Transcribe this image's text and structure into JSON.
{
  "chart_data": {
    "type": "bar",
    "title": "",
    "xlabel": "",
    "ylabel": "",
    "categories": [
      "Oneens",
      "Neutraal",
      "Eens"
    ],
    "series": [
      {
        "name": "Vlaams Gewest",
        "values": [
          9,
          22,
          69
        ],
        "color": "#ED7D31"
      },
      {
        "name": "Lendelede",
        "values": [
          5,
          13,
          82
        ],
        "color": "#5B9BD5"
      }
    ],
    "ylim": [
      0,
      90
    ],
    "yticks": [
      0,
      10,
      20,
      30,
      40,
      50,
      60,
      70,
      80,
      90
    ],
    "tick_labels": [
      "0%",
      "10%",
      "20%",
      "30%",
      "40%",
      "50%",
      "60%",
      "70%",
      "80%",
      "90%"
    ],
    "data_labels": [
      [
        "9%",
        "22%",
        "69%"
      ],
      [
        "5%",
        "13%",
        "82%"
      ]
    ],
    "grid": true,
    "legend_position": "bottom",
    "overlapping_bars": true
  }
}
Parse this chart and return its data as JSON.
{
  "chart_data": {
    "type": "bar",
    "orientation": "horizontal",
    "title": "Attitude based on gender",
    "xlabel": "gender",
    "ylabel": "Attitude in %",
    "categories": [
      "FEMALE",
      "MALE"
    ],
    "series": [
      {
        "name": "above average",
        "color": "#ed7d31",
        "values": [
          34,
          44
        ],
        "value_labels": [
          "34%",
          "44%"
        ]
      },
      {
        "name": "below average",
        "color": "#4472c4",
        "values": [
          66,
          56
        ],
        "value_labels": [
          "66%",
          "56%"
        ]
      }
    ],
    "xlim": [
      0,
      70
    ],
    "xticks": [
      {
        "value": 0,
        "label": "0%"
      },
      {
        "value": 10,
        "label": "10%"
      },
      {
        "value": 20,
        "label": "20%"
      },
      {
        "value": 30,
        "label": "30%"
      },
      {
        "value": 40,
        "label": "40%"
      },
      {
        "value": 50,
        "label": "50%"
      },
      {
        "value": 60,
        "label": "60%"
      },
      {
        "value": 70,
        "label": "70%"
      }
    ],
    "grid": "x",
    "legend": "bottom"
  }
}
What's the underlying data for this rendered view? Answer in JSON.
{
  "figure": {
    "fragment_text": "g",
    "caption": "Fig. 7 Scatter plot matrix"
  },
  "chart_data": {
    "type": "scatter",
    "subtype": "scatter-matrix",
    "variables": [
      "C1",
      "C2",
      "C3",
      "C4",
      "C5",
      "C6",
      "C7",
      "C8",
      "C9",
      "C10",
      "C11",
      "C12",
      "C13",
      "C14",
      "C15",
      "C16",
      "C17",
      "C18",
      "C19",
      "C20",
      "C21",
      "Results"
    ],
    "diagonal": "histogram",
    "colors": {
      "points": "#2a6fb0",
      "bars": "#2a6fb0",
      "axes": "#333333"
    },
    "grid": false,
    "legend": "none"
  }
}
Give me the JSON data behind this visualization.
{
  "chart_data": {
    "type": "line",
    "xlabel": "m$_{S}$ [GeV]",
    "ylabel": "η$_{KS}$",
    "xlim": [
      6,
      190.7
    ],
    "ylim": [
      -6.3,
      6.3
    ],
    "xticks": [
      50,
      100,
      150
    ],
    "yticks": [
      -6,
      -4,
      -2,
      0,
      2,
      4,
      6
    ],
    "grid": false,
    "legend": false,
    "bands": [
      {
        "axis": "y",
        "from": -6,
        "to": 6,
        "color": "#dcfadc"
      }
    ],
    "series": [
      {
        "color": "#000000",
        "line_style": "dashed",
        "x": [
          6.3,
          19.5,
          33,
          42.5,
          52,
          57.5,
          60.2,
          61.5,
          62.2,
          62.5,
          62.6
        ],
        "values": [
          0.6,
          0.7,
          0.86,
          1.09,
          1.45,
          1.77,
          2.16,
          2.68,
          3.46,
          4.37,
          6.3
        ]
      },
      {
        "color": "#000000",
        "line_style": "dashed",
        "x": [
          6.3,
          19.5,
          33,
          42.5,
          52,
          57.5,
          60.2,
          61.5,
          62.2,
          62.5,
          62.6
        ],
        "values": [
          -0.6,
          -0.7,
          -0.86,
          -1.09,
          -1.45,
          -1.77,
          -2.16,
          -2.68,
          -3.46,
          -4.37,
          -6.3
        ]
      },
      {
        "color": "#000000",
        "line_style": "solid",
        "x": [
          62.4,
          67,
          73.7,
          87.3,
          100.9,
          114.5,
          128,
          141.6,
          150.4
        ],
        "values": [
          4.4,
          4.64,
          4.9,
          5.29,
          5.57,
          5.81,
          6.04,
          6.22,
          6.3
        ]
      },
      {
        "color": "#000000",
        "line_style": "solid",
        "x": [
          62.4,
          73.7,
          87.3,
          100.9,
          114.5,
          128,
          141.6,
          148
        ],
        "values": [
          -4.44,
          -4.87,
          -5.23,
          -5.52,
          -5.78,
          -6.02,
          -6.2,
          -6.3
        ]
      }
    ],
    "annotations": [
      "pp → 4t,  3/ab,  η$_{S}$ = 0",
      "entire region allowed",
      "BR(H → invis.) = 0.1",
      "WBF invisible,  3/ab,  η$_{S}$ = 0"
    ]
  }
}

# EXERCISE AIM
Write out the listing once more, matching it exactly.

# EXERCISE RESPONSE
Transcribe this image's text and structure into JSON.
{
  "chart_data": {
    "type": "bar",
    "title": "",
    "xlabel": "",
    "ylabel": "",
    "categories": [
      "Oneens",
      "Neutraal",
      "Eens"
    ],
    "series": [
      {
        "name": "Vlaams Gewest",
        "values": [
          9,
          22,
          69
        ],
        "color": "#ED7D31"
      },
      {
        "name": "Lendelede",
        "values": [
          5,
          13,
          82
        ],
        "color": "#5B9BD5"
      }
    ],
    "ylim": [
      0,
      90
    ],
    "yticks": [
      0,
      10,
      20,
      30,
      40,
      50,
      60,
      70,
      80,
      90
    ],
    "tick_labels": [
      "0%",
      "10%",
      "20%",
      "30%",
      "40%",
      "50%",
      "60%",
      "70%",
      "80%",
      "90%"
    ],
    "data_labels": [
      [
        "9%",
        "22%",
        "69%"
      ],
      [
        "5%",
        "13%",
        "82%"
      ]
    ],
    "grid": true,
    "legend_position": "bottom",
    "overlapping_bars": true
  }
}
Parse this chart and return its data as JSON.
{
  "chart_data": {
    "type": "bar",
    "orientation": "horizontal",
    "title": "Attitude based on gender",
    "xlabel": "gender",
    "ylabel": "Attitude in %",
    "categories": [
      "FEMALE",
      "MALE"
    ],
    "series": [
      {
        "name": "above average",
        "color": "#ed7d31",
        "values": [
          34,
          44
        ],
        "value_labels": [
          "34%",
          "44%"
        ]
      },
      {
        "name": "below average",
        "color": "#4472c4",
        "values": [
          66,
          56
        ],
        "value_labels": [
          "66%",
          "56%"
        ]
      }
    ],
    "xlim": [
      0,
      70
    ],
    "xticks": [
      {
        "value": 0,
        "label": "0%"
      },
      {
        "value": 10,
        "label": "10%"
      },
      {
        "value": 20,
        "label": "20%"
      },
      {
        "value": 30,
        "label": "30%"
      },
      {
        "value": 40,
        "label": "40%"
      },
      {
        "value": 50,
        "label": "50%"
      },
      {
        "value": 60,
        "label": "60%"
      },
      {
        "value": 70,
        "label": "70%"
      }
    ],
    "grid": "x",
    "legend": "bottom"
  }
}
What's the underlying data for this rendered view? Answer in JSON.
{
  "figure": {
    "fragment_text": "g",
    "caption": "Fig. 7 Scatter plot matrix"
  },
  "chart_data": {
    "type": "scatter",
    "subtype": "scatter-matrix",
    "variables": [
      "C1",
      "C2",
      "C3",
      "C4",
      "C5",
      "C6",
      "C7",
      "C8",
      "C9",
      "C10",
      "C11",
      "C12",
      "C13",
      "C14",
      "C15",
      "C16",
      "C17",
      "C18",
      "C19",
      "C20",
      "C21",
      "Results"
    ],
    "diagonal": "histogram",
    "colors": {
      "points": "#2a6fb0",
      "bars": "#2a6fb0",
      "axes": "#333333"
    },
    "grid": false,
    "legend": "none"
  }
}
Give me the JSON data behind this visualization.
{
  "chart_data": {
    "type": "line",
    "xlabel": "m$_{S}$ [GeV]",
    "ylabel": "η$_{KS}$",
    "xlim": [
      6,
      190.7
    ],
    "ylim": [
      -6.3,
      6.3
    ],
    "xticks": [
      50,
      100,
      150
    ],
    "yticks": [
      -6,
      -4,
      -2,
      0,
      2,
      4,
      6
    ],
    "grid": false,
    "legend": false,
    "bands": [
      {
        "axis": "y",
        "from": -6,
        "to": 6,
        "color": "#dcfadc"
      }
    ],
    "series": [
      {
        "color": "#000000",
        "line_style": "dashed",
        "x": [
          6.3,
          19.5,
          33,
          42.5,
          52,
          57.5,
          60.2,
          61.5,
          62.2,
          62.5,
          62.6
        ],
        "values": [
          0.6,
          0.7,
          0.86,
          1.09,
          1.45,
          1.77,
          2.16,
          2.68,
          3.46,
          4.37,
          6.3
        ]
      },
      {
        "color": "#000000",
        "line_style": "dashed",
        "x": [
          6.3,
          19.5,
          33,
          42.5,
          52,
          57.5,
          60.2,
          61.5,
          62.2,
          62.5,
          62.6
        ],
        "values": [
          -0.6,
          -0.7,
          -0.86,
          -1.09,
          -1.45,
          -1.77,
          -2.16,
          -2.68,
          -3.46,
          -4.37,
          -6.3
        ]
      },
      {
        "color": "#000000",
        "line_style": "solid",
        "x": [
          62.4,
          67,
          73.7,
          87.3,
          100.9,
          114.5,
          128,
          141.6,
          150.4
        ],
        "values": [
          4.4,
          4.64,
          4.9,
          5.29,
          5.57,
          5.81,
          6.04,
          6.22,
          6.3
        ]
      },
      {
        "color": "#000000",
        "line_style": "solid",
        "x": [
          62.4,
          73.7,
          87.3,
          100.9,
          114.5,
          128,
          141.6,
          148
        ],
        "values": [
          -4.44,
          -4.87,
          -5.23,
          -5.52,
          -5.78,
          -6.02,
          -6.2,
          -6.3
        ]
      }
    ],
    "annotations": [
      "pp → 4t,  3/ab,  η$_{S}$ = 0",
      "entire region allowed",
      "BR(H → invis.) = 0.1",
      "WBF invisible,  3/ab,  η$_{S}$ = 0"
    ]
  }
}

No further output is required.